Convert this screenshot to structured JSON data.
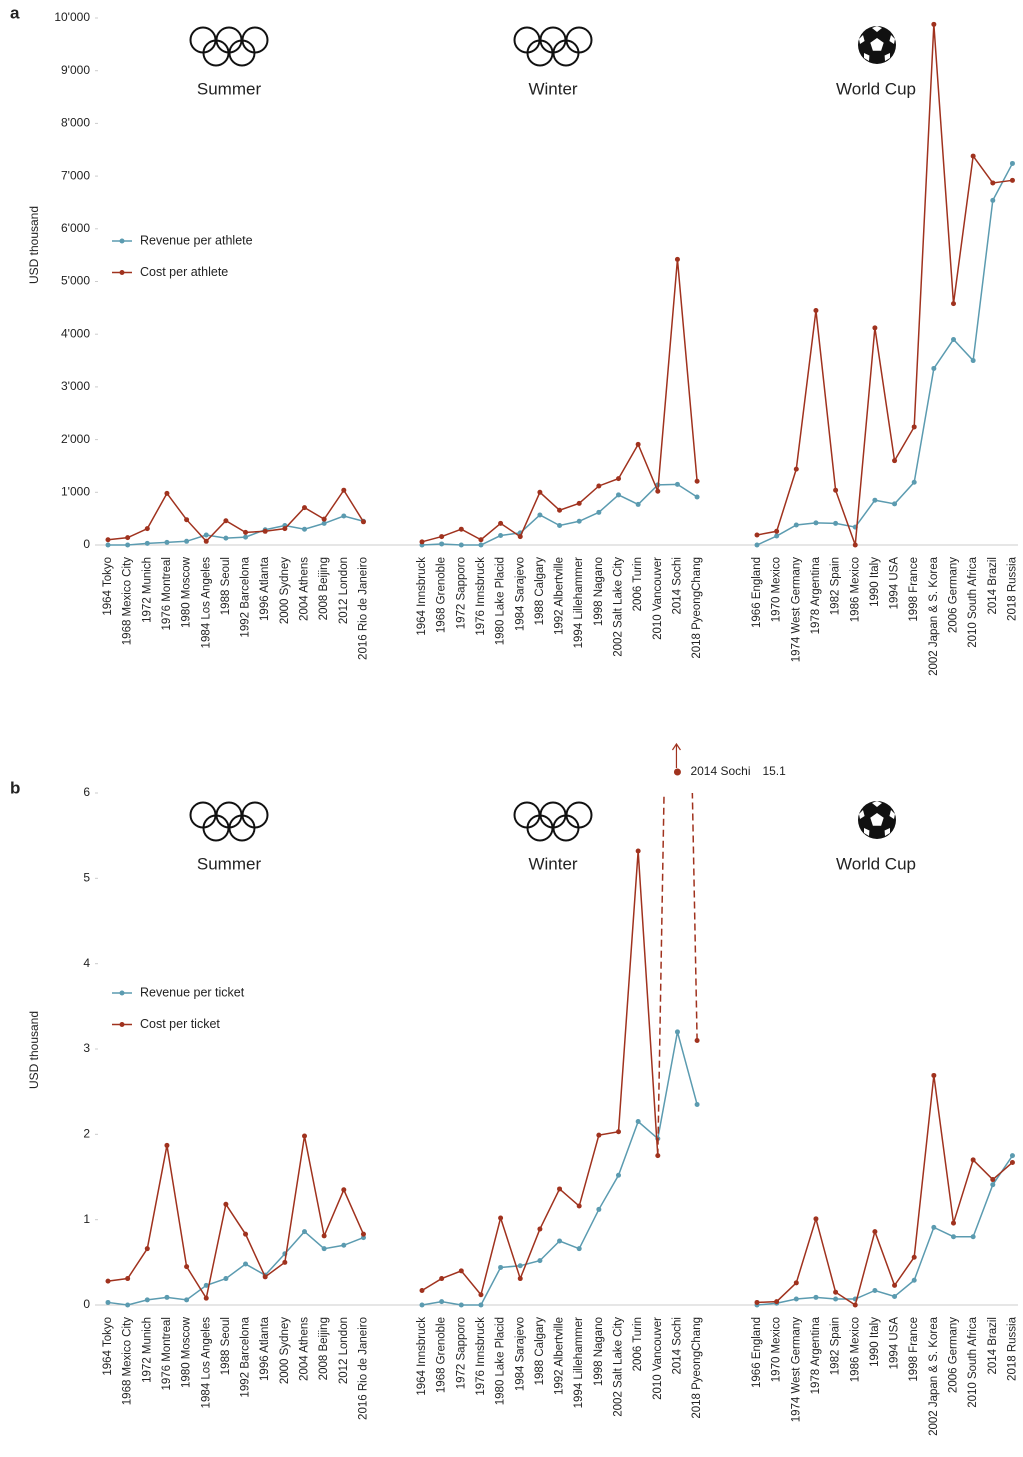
{
  "chart_data": [
    {
      "type": "line",
      "panel": "a",
      "ylabel": "USD thousand",
      "ylim": [
        0,
        10000
      ],
      "yticks": [
        0,
        {
          "value": 1000,
          "label": "1'000"
        },
        {
          "value": 2000,
          "label": "2'000"
        },
        {
          "value": 3000,
          "label": "3'000"
        },
        {
          "value": 4000,
          "label": "4'000"
        },
        {
          "value": 5000,
          "label": "5'000"
        },
        {
          "value": 6000,
          "label": "6'000"
        },
        {
          "value": 7000,
          "label": "7'000"
        },
        {
          "value": 8000,
          "label": "8'000"
        },
        {
          "value": 9000,
          "label": "9'000"
        },
        {
          "value": 10000,
          "label": "10'000"
        }
      ],
      "groups": [
        {
          "title": "Summer",
          "categories": [
            "1964 Tokyo",
            "1968 Mexico City",
            "1972 Munich",
            "1976 Montreal",
            "1980 Moscow",
            "1984 Los Angeles",
            "1988 Seoul",
            "1992 Barcelona",
            "1996 Atlanta",
            "2000 Sydney",
            "2004 Athens",
            "2008 Beijing",
            "2012 London",
            "2016 Rio de Janeiro"
          ]
        },
        {
          "title": "Winter",
          "categories": [
            "1964 Innsbruck",
            "1968 Grenoble",
            "1972 Sapporo",
            "1976 Innsbruck",
            "1980 Lake Placid",
            "1984 Sarajevo",
            "1988 Calgary",
            "1992 Albertville",
            "1994 Lillehammer",
            "1998 Nagano",
            "2002 Salt Lake City",
            "2006 Turin",
            "2010 Vancouver",
            "2014 Sochi",
            "2018 PyeongChang"
          ]
        },
        {
          "title": "World Cup",
          "categories": [
            "1966 England",
            "1970 Mexico",
            "1974 West Germany",
            "1978 Argentina",
            "1982 Spain",
            "1986 Mexico",
            "1990 Italy",
            "1994 USA",
            "1998 France",
            "2002 Japan & S. Korea",
            "2006 Germany",
            "2010 South Africa",
            "2014 Brazil",
            "2018 Russia"
          ]
        }
      ],
      "series": [
        {
          "name": "Revenue per athlete",
          "color": "#5b9bb0",
          "values": [
            [
              0,
              0,
              30,
              50,
              70,
              190,
              130,
              150,
              290,
              370,
              300,
              410,
              550,
              450
            ],
            [
              0,
              20,
              0,
              0,
              180,
              230,
              570,
              370,
              450,
              620,
              950,
              770,
              1140,
              1150,
              910
            ],
            [
              0,
              170,
              380,
              420,
              410,
              340,
              850,
              780,
              1190,
              3350,
              3900,
              3500,
              6540,
              7240
            ]
          ]
        },
        {
          "name": "Cost per athlete",
          "color": "#a0321e",
          "values": [
            [
              100,
              140,
              310,
              980,
              480,
              70,
              460,
              240,
              260,
              310,
              710,
              490,
              1040,
              440
            ],
            [
              60,
              160,
              300,
              100,
              410,
              160,
              1000,
              660,
              790,
              1120,
              1260,
              1910,
              1020,
              5420,
              1210
            ],
            [
              190,
              260,
              1440,
              4450,
              1040,
              0,
              4120,
              1600,
              2240,
              9880,
              4580,
              7380,
              6870,
              6920
            ]
          ]
        }
      ]
    },
    {
      "type": "line",
      "panel": "b",
      "ylabel": "USD thousand",
      "ylim": [
        0,
        6
      ],
      "yticks": [
        0,
        1,
        2,
        3,
        4,
        5,
        6
      ],
      "groups": [
        {
          "title": "Summer",
          "categories": [
            "1964 Tokyo",
            "1968 Mexico City",
            "1972 Munich",
            "1976 Montreal",
            "1980 Moscow",
            "1984 Los Angeles",
            "1988 Seoul",
            "1992 Barcelona",
            "1996 Atlanta",
            "2000 Sydney",
            "2004 Athens",
            "2008 Beijing",
            "2012 London",
            "2016 Rio de Janeiro"
          ]
        },
        {
          "title": "Winter",
          "categories": [
            "1964 Innsbruck",
            "1968 Grenoble",
            "1972 Sapporo",
            "1976 Innsbruck",
            "1980 Lake Placid",
            "1984 Sarajevo",
            "1988 Calgary",
            "1992 Albertville",
            "1994 Lillehammer",
            "1998 Nagano",
            "2002 Salt Lake City",
            "2006 Turin",
            "2010 Vancouver",
            "2014 Sochi",
            "2018 PyeongChang"
          ]
        },
        {
          "title": "World Cup",
          "categories": [
            "1966 England",
            "1970 Mexico",
            "1974 West Germany",
            "1978 Argentina",
            "1982 Spain",
            "1986 Mexico",
            "1990 Italy",
            "1994 USA",
            "1998 France",
            "2002 Japan & S. Korea",
            "2006 Germany",
            "2010 South Africa",
            "2014 Brazil",
            "2018 Russia"
          ]
        }
      ],
      "series": [
        {
          "name": "Revenue per ticket",
          "color": "#5b9bb0",
          "values": [
            [
              0.03,
              0,
              0.06,
              0.09,
              0.06,
              0.23,
              0.31,
              0.48,
              0.35,
              0.6,
              0.86,
              0.66,
              0.7,
              0.79
            ],
            [
              0,
              0.04,
              0,
              0,
              0.44,
              0.46,
              0.52,
              0.75,
              0.66,
              1.12,
              1.52,
              2.15,
              1.95,
              3.2,
              2.35
            ],
            [
              0,
              0.02,
              0.07,
              0.09,
              0.07,
              0.07,
              0.17,
              0.1,
              0.29,
              0.91,
              0.8,
              0.8,
              1.41,
              1.75
            ]
          ]
        },
        {
          "name": "Cost per ticket",
          "color": "#a0321e",
          "values": [
            [
              0.28,
              0.31,
              0.66,
              1.87,
              0.45,
              0.08,
              1.18,
              0.83,
              0.33,
              0.5,
              1.98,
              0.81,
              1.35,
              0.83
            ],
            [
              0.17,
              0.31,
              0.4,
              0.12,
              1.02,
              0.31,
              0.89,
              1.36,
              1.16,
              1.99,
              2.03,
              5.32,
              1.75,
              15.1,
              3.1
            ],
            [
              0.03,
              0.04,
              0.26,
              1.01,
              0.15,
              0,
              0.86,
              0.23,
              0.56,
              2.69,
              0.96,
              1.7,
              1.47,
              1.67
            ]
          ]
        }
      ]
    }
  ]
}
------------------------------
● **PROBLEM DESCRIPTION**
Copy out all of the data word for word. Do not carry over any picture.

● **CORRECT ANSWER**
Convert this screenshot to structured JSON data.
{
  "chart_data": [
    {
      "type": "line",
      "panel": "a",
      "ylabel": "USD thousand",
      "ylim": [
        0,
        10000
      ],
      "yticks": [
        0,
        {
          "value": 1000,
          "label": "1'000"
        },
        {
          "value": 2000,
          "label": "2'000"
        },
        {
          "value": 3000,
          "label": "3'000"
        },
        {
          "value": 4000,
          "label": "4'000"
        },
        {
          "value": 5000,
          "label": "5'000"
        },
        {
          "value": 6000,
          "label": "6'000"
        },
        {
          "value": 7000,
          "label": "7'000"
        },
        {
          "value": 8000,
          "label": "8'000"
        },
        {
          "value": 9000,
          "label": "9'000"
        },
        {
          "value": 10000,
          "label": "10'000"
        }
      ],
      "groups": [
        {
          "title": "Summer",
          "categories": [
            "1964 Tokyo",
            "1968 Mexico City",
            "1972 Munich",
            "1976 Montreal",
            "1980 Moscow",
            "1984 Los Angeles",
            "1988 Seoul",
            "1992 Barcelona",
            "1996 Atlanta",
            "2000 Sydney",
            "2004 Athens",
            "2008 Beijing",
            "2012 London",
            "2016 Rio de Janeiro"
          ]
        },
        {
          "title": "Winter",
          "categories": [
            "1964 Innsbruck",
            "1968 Grenoble",
            "1972 Sapporo",
            "1976 Innsbruck",
            "1980 Lake Placid",
            "1984 Sarajevo",
            "1988 Calgary",
            "1992 Albertville",
            "1994 Lillehammer",
            "1998 Nagano",
            "2002 Salt Lake City",
            "2006 Turin",
            "2010 Vancouver",
            "2014 Sochi",
            "2018 PyeongChang"
          ]
        },
        {
          "title": "World Cup",
          "categories": [
            "1966 England",
            "1970 Mexico",
            "1974 West Germany",
            "1978 Argentina",
            "1982 Spain",
            "1986 Mexico",
            "1990 Italy",
            "1994 USA",
            "1998 France",
            "2002 Japan & S. Korea",
            "2006 Germany",
            "2010 South Africa",
            "2014 Brazil",
            "2018 Russia"
          ]
        }
      ],
      "series": [
        {
          "name": "Revenue per athlete",
          "color": "#5b9bb0",
          "values": [
            [
              0,
              0,
              30,
              50,
              70,
              190,
              130,
              150,
              290,
              370,
              300,
              410,
              550,
              450
            ],
            [
              0,
              20,
              0,
              0,
              180,
              230,
              570,
              370,
              450,
              620,
              950,
              770,
              1140,
              1150,
              910
            ],
            [
              0,
              170,
              380,
              420,
              410,
              340,
              850,
              780,
              1190,
              3350,
              3900,
              3500,
              6540,
              7240
            ]
          ]
        },
        {
          "name": "Cost per athlete",
          "color": "#a0321e",
          "values": [
            [
              100,
              140,
              310,
              980,
              480,
              70,
              460,
              240,
              260,
              310,
              710,
              490,
              1040,
              440
            ],
            [
              60,
              160,
              300,
              100,
              410,
              160,
              1000,
              660,
              790,
              1120,
              1260,
              1910,
              1020,
              5420,
              1210
            ],
            [
              190,
              260,
              1440,
              4450,
              1040,
              0,
              4120,
              1600,
              2240,
              9880,
              4580,
              7380,
              6870,
              6920
            ]
          ]
        }
      ]
    },
    {
      "type": "line",
      "panel": "b",
      "ylabel": "USD thousand",
      "ylim": [
        0,
        6
      ],
      "yticks": [
        0,
        1,
        2,
        3,
        4,
        5,
        6
      ],
      "groups": [
        {
          "title": "Summer",
          "categories": [
            "1964 Tokyo",
            "1968 Mexico City",
            "1972 Munich",
            "1976 Montreal",
            "1980 Moscow",
            "1984 Los Angeles",
            "1988 Seoul",
            "1992 Barcelona",
            "1996 Atlanta",
            "2000 Sydney",
            "2004 Athens",
            "2008 Beijing",
            "2012 London",
            "2016 Rio de Janeiro"
          ]
        },
        {
          "title": "Winter",
          "categories": [
            "1964 Innsbruck",
            "1968 Grenoble",
            "1972 Sapporo",
            "1976 Innsbruck",
            "1980 Lake Placid",
            "1984 Sarajevo",
            "1988 Calgary",
            "1992 Albertville",
            "1994 Lillehammer",
            "1998 Nagano",
            "2002 Salt Lake City",
            "2006 Turin",
            "2010 Vancouver",
            "2014 Sochi",
            "2018 PyeongChang"
          ]
        },
        {
          "title": "World Cup",
          "categories": [
            "1966 England",
            "1970 Mexico",
            "1974 West Germany",
            "1978 Argentina",
            "1982 Spain",
            "1986 Mexico",
            "1990 Italy",
            "1994 USA",
            "1998 France",
            "2002 Japan & S. Korea",
            "2006 Germany",
            "2010 South Africa",
            "2014 Brazil",
            "2018 Russia"
          ]
        }
      ],
      "series": [
        {
          "name": "Revenue per ticket",
          "color": "#5b9bb0",
          "values": [
            [
              0.03,
              0,
              0.06,
              0.09,
              0.06,
              0.23,
              0.31,
              0.48,
              0.35,
              0.6,
              0.86,
              0.66,
              0.7,
              0.79
            ],
            [
              0,
              0.04,
              0,
              0,
              0.44,
              0.46,
              0.52,
              0.75,
              0.66,
              1.12,
              1.52,
              2.15,
              1.95,
              3.2,
              2.35
            ],
            [
              0,
              0.02,
              0.07,
              0.09,
              0.07,
              0.07,
              0.17,
              0.1,
              0.29,
              0.91,
              0.8,
              0.8,
              1.41,
              1.75
            ]
          ]
        },
        {
          "name": "Cost per ticket",
          "color": "#a0321e",
          "values": [
            [
              0.28,
              0.31,
              0.66,
              1.87,
              0.45,
              0.08,
              1.18,
              0.83,
              0.33,
              0.5,
              1.98,
              0.81,
              1.35,
              0.83
            ],
            [
              0.17,
              0.31,
              0.4,
              0.12,
              1.02,
              0.31,
              0.89,
              1.36,
              1.16,
              1.99,
              2.03,
              5.32,
              1.75,
              15.1,
              3.1
            ],
            [
              0.03,
              0.04,
              0.26,
              1.01,
              0.15,
              0,
              0.86,
              0.23,
              0.56,
              2.69,
              0.96,
              1.7,
              1.47,
              1.67
            ]
          ]
        }
      ]
    }
  ]
}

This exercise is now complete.